▶ [Listed entries]:
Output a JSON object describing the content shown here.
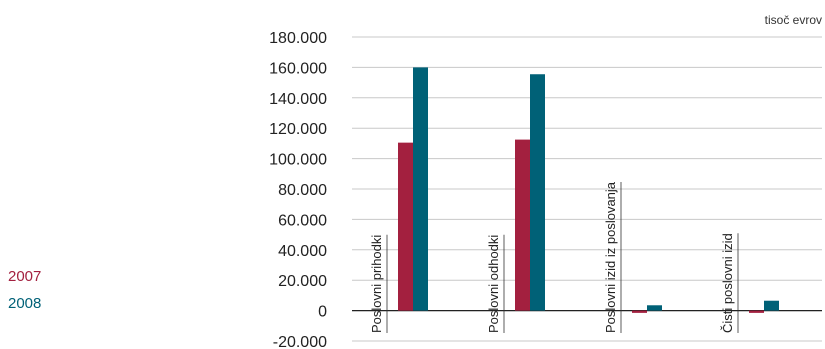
{
  "chart_data": {
    "type": "bar",
    "unit_label": "tisoč evrov",
    "categories": [
      "Poslovni prihodki",
      "Poslovni odhodki",
      "Poslovni izid iz poslovanja",
      "Čisti poslovni izid"
    ],
    "series": [
      {
        "name": "2007",
        "color": "#a3203f",
        "values": [
          110500,
          112500,
          -1500,
          -1500
        ]
      },
      {
        "name": "2008",
        "color": "#006177",
        "values": [
          160000,
          155500,
          3500,
          6500
        ]
      }
    ],
    "yticks": [
      "180.000",
      "160.000",
      "140.000",
      "120.000",
      "100.000",
      "80.000",
      "60.000",
      "40.000",
      "20.000",
      "0",
      "-20.000"
    ],
    "ylim": [
      -20000,
      180000
    ],
    "grid": true,
    "legend_position": "left"
  }
}
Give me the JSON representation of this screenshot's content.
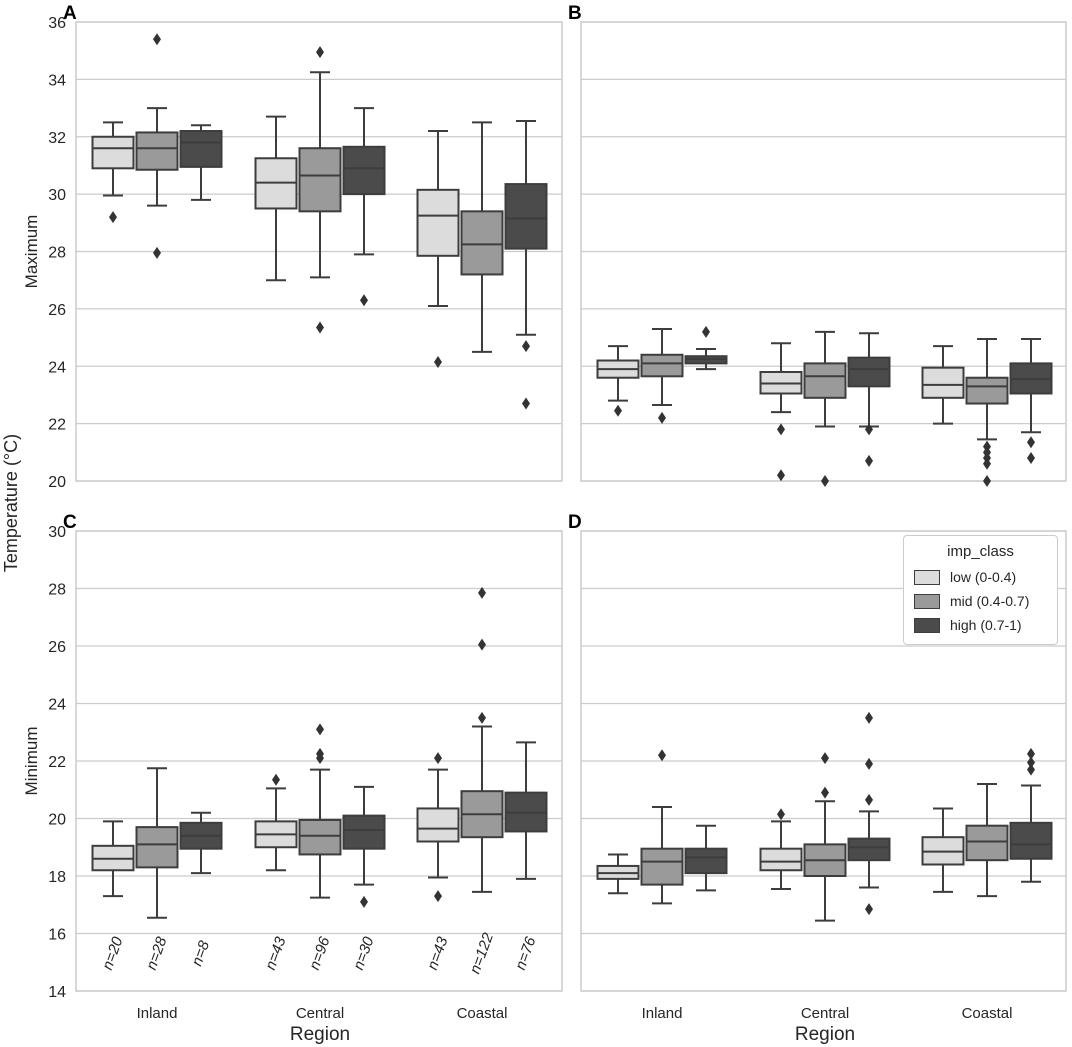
{
  "figure": {
    "y_label": "Temperature (°C)"
  },
  "colors": {
    "low": "#dcdcdc",
    "mid": "#9a9a9a",
    "high": "#4b4b4b",
    "edge": "#3d3d3d",
    "grid": "#cccccc"
  },
  "legend": {
    "title": "imp_class",
    "items": [
      {
        "key": "low",
        "label": "low (0-0.4)"
      },
      {
        "key": "mid",
        "label": "mid (0.4-0.7)"
      },
      {
        "key": "high",
        "label": "high (0.7-1)"
      }
    ]
  },
  "chart_data": [
    {
      "panel": "A",
      "type": "box",
      "ylabel": "Maximum",
      "ylim": [
        20,
        36
      ],
      "yticks": [
        20,
        22,
        24,
        26,
        28,
        30,
        32,
        34,
        36
      ],
      "categories": [
        "Inland",
        "Central",
        "Coastal"
      ],
      "series": [
        "low",
        "mid",
        "high"
      ],
      "boxes": [
        {
          "region": "Inland",
          "class": "low",
          "q1": 30.9,
          "median": 31.6,
          "q3": 32.0,
          "whisker_low": 29.95,
          "whisker_high": 32.5,
          "outliers": [
            29.2
          ]
        },
        {
          "region": "Inland",
          "class": "mid",
          "q1": 30.85,
          "median": 31.6,
          "q3": 32.15,
          "whisker_low": 29.6,
          "whisker_high": 33.0,
          "outliers": [
            27.95,
            35.4
          ]
        },
        {
          "region": "Inland",
          "class": "high",
          "q1": 30.95,
          "median": 31.8,
          "q3": 32.2,
          "whisker_low": 29.8,
          "whisker_high": 32.4,
          "outliers": []
        },
        {
          "region": "Central",
          "class": "low",
          "q1": 29.5,
          "median": 30.4,
          "q3": 31.25,
          "whisker_low": 27.0,
          "whisker_high": 32.7,
          "outliers": []
        },
        {
          "region": "Central",
          "class": "mid",
          "q1": 29.4,
          "median": 30.65,
          "q3": 31.6,
          "whisker_low": 27.1,
          "whisker_high": 34.25,
          "outliers": [
            25.35,
            34.95
          ]
        },
        {
          "region": "Central",
          "class": "high",
          "q1": 30.0,
          "median": 30.9,
          "q3": 31.65,
          "whisker_low": 27.9,
          "whisker_high": 33.0,
          "outliers": [
            26.3
          ]
        },
        {
          "region": "Coastal",
          "class": "low",
          "q1": 27.85,
          "median": 29.25,
          "q3": 30.15,
          "whisker_low": 26.1,
          "whisker_high": 32.2,
          "outliers": [
            24.15
          ]
        },
        {
          "region": "Coastal",
          "class": "mid",
          "q1": 27.2,
          "median": 28.25,
          "q3": 29.4,
          "whisker_low": 24.5,
          "whisker_high": 32.5,
          "outliers": []
        },
        {
          "region": "Coastal",
          "class": "high",
          "q1": 28.1,
          "median": 29.15,
          "q3": 30.35,
          "whisker_low": 25.1,
          "whisker_high": 32.55,
          "outliers": [
            24.7,
            22.7
          ]
        }
      ]
    },
    {
      "panel": "B",
      "type": "box",
      "ylabel": "",
      "ylim": [
        20,
        36
      ],
      "yticks": [
        20,
        22,
        24,
        26,
        28,
        30,
        32,
        34,
        36
      ],
      "categories": [
        "Inland",
        "Central",
        "Coastal"
      ],
      "series": [
        "low",
        "mid",
        "high"
      ],
      "boxes": [
        {
          "region": "Inland",
          "class": "low",
          "q1": 23.6,
          "median": 23.9,
          "q3": 24.2,
          "whisker_low": 22.8,
          "whisker_high": 24.7,
          "outliers": [
            22.45
          ]
        },
        {
          "region": "Inland",
          "class": "mid",
          "q1": 23.65,
          "median": 24.1,
          "q3": 24.4,
          "whisker_low": 22.65,
          "whisker_high": 25.3,
          "outliers": [
            22.2
          ]
        },
        {
          "region": "Inland",
          "class": "high",
          "q1": 24.1,
          "median": 24.25,
          "q3": 24.35,
          "whisker_low": 23.9,
          "whisker_high": 24.6,
          "outliers": [
            25.2
          ]
        },
        {
          "region": "Central",
          "class": "low",
          "q1": 23.05,
          "median": 23.4,
          "q3": 23.8,
          "whisker_low": 22.4,
          "whisker_high": 24.8,
          "outliers": [
            21.8,
            20.2
          ]
        },
        {
          "region": "Central",
          "class": "mid",
          "q1": 22.9,
          "median": 23.65,
          "q3": 24.1,
          "whisker_low": 21.9,
          "whisker_high": 25.2,
          "outliers": [
            20.0
          ]
        },
        {
          "region": "Central",
          "class": "high",
          "q1": 23.3,
          "median": 23.9,
          "q3": 24.3,
          "whisker_low": 21.9,
          "whisker_high": 25.15,
          "outliers": [
            21.8,
            20.7
          ]
        },
        {
          "region": "Coastal",
          "class": "low",
          "q1": 22.9,
          "median": 23.35,
          "q3": 23.95,
          "whisker_low": 22.0,
          "whisker_high": 24.7,
          "outliers": []
        },
        {
          "region": "Coastal",
          "class": "mid",
          "q1": 22.7,
          "median": 23.3,
          "q3": 23.6,
          "whisker_low": 21.45,
          "whisker_high": 24.95,
          "outliers": [
            21.2,
            21.0,
            20.8,
            20.6,
            20.0
          ]
        },
        {
          "region": "Coastal",
          "class": "high",
          "q1": 23.05,
          "median": 23.55,
          "q3": 24.1,
          "whisker_low": 21.7,
          "whisker_high": 24.95,
          "outliers": [
            21.35,
            20.8
          ]
        }
      ]
    },
    {
      "panel": "C",
      "type": "box",
      "ylabel": "Minimum",
      "ylim": [
        14,
        30
      ],
      "yticks": [
        14,
        16,
        18,
        20,
        22,
        24,
        26,
        28,
        30
      ],
      "categories": [
        "Inland",
        "Central",
        "Coastal"
      ],
      "xlabel": "Region",
      "series": [
        "low",
        "mid",
        "high"
      ],
      "boxes": [
        {
          "region": "Inland",
          "class": "low",
          "n": "n=20",
          "q1": 18.2,
          "median": 18.6,
          "q3": 19.05,
          "whisker_low": 17.3,
          "whisker_high": 19.9,
          "outliers": []
        },
        {
          "region": "Inland",
          "class": "mid",
          "n": "n=28",
          "q1": 18.3,
          "median": 19.1,
          "q3": 19.7,
          "whisker_low": 16.55,
          "whisker_high": 21.75,
          "outliers": []
        },
        {
          "region": "Inland",
          "class": "high",
          "n": "n=8",
          "q1": 18.95,
          "median": 19.4,
          "q3": 19.85,
          "whisker_low": 18.1,
          "whisker_high": 20.2,
          "outliers": []
        },
        {
          "region": "Central",
          "class": "low",
          "n": "n=43",
          "q1": 19.0,
          "median": 19.45,
          "q3": 19.9,
          "whisker_low": 18.2,
          "whisker_high": 21.05,
          "outliers": [
            21.35
          ]
        },
        {
          "region": "Central",
          "class": "mid",
          "n": "n=96",
          "q1": 18.75,
          "median": 19.4,
          "q3": 19.95,
          "whisker_low": 17.25,
          "whisker_high": 21.7,
          "outliers": [
            22.1,
            22.25,
            23.1
          ]
        },
        {
          "region": "Central",
          "class": "high",
          "n": "n=30",
          "q1": 18.95,
          "median": 19.6,
          "q3": 20.1,
          "whisker_low": 17.7,
          "whisker_high": 21.1,
          "outliers": [
            17.1
          ]
        },
        {
          "region": "Coastal",
          "class": "low",
          "n": "n=43",
          "q1": 19.2,
          "median": 19.65,
          "q3": 20.35,
          "whisker_low": 17.95,
          "whisker_high": 21.7,
          "outliers": [
            22.1,
            17.3
          ]
        },
        {
          "region": "Coastal",
          "class": "mid",
          "n": "n=122",
          "q1": 19.35,
          "median": 20.15,
          "q3": 20.95,
          "whisker_low": 17.45,
          "whisker_high": 23.2,
          "outliers": [
            23.5,
            26.05,
            27.85
          ]
        },
        {
          "region": "Coastal",
          "class": "high",
          "n": "n=76",
          "q1": 19.55,
          "median": 20.2,
          "q3": 20.9,
          "whisker_low": 17.9,
          "whisker_high": 22.65,
          "outliers": []
        }
      ]
    },
    {
      "panel": "D",
      "type": "box",
      "ylabel": "",
      "ylim": [
        14,
        30
      ],
      "yticks": [
        14,
        16,
        18,
        20,
        22,
        24,
        26,
        28,
        30
      ],
      "categories": [
        "Inland",
        "Central",
        "Coastal"
      ],
      "xlabel": "Region",
      "series": [
        "low",
        "mid",
        "high"
      ],
      "boxes": [
        {
          "region": "Inland",
          "class": "low",
          "q1": 17.9,
          "median": 18.1,
          "q3": 18.35,
          "whisker_low": 17.4,
          "whisker_high": 18.75,
          "outliers": []
        },
        {
          "region": "Inland",
          "class": "mid",
          "q1": 17.7,
          "median": 18.5,
          "q3": 18.95,
          "whisker_low": 17.05,
          "whisker_high": 20.4,
          "outliers": [
            22.2
          ]
        },
        {
          "region": "Inland",
          "class": "high",
          "q1": 18.1,
          "median": 18.65,
          "q3": 18.95,
          "whisker_low": 17.5,
          "whisker_high": 19.75,
          "outliers": []
        },
        {
          "region": "Central",
          "class": "low",
          "q1": 18.2,
          "median": 18.5,
          "q3": 18.95,
          "whisker_low": 17.55,
          "whisker_high": 19.9,
          "outliers": [
            20.15
          ]
        },
        {
          "region": "Central",
          "class": "mid",
          "q1": 18.0,
          "median": 18.55,
          "q3": 19.1,
          "whisker_low": 16.45,
          "whisker_high": 20.6,
          "outliers": [
            20.9,
            22.1
          ]
        },
        {
          "region": "Central",
          "class": "high",
          "q1": 18.55,
          "median": 19.0,
          "q3": 19.3,
          "whisker_low": 17.6,
          "whisker_high": 20.25,
          "outliers": [
            16.85,
            20.65,
            21.9,
            23.5
          ]
        },
        {
          "region": "Coastal",
          "class": "low",
          "q1": 18.4,
          "median": 18.85,
          "q3": 19.35,
          "whisker_low": 17.45,
          "whisker_high": 20.35,
          "outliers": []
        },
        {
          "region": "Coastal",
          "class": "mid",
          "q1": 18.55,
          "median": 19.2,
          "q3": 19.75,
          "whisker_low": 17.3,
          "whisker_high": 21.2,
          "outliers": []
        },
        {
          "region": "Coastal",
          "class": "high",
          "q1": 18.6,
          "median": 19.1,
          "q3": 19.85,
          "whisker_low": 17.8,
          "whisker_high": 21.15,
          "outliers": [
            21.7,
            21.95,
            22.25
          ]
        }
      ]
    }
  ]
}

▶ [The request]: Look through the entries and find each line that has the string "content". Copy those lines.

▶ [Output below]:
Output a JSON object describing the content shown here.
Give me the JSON representation of this screenshot's content.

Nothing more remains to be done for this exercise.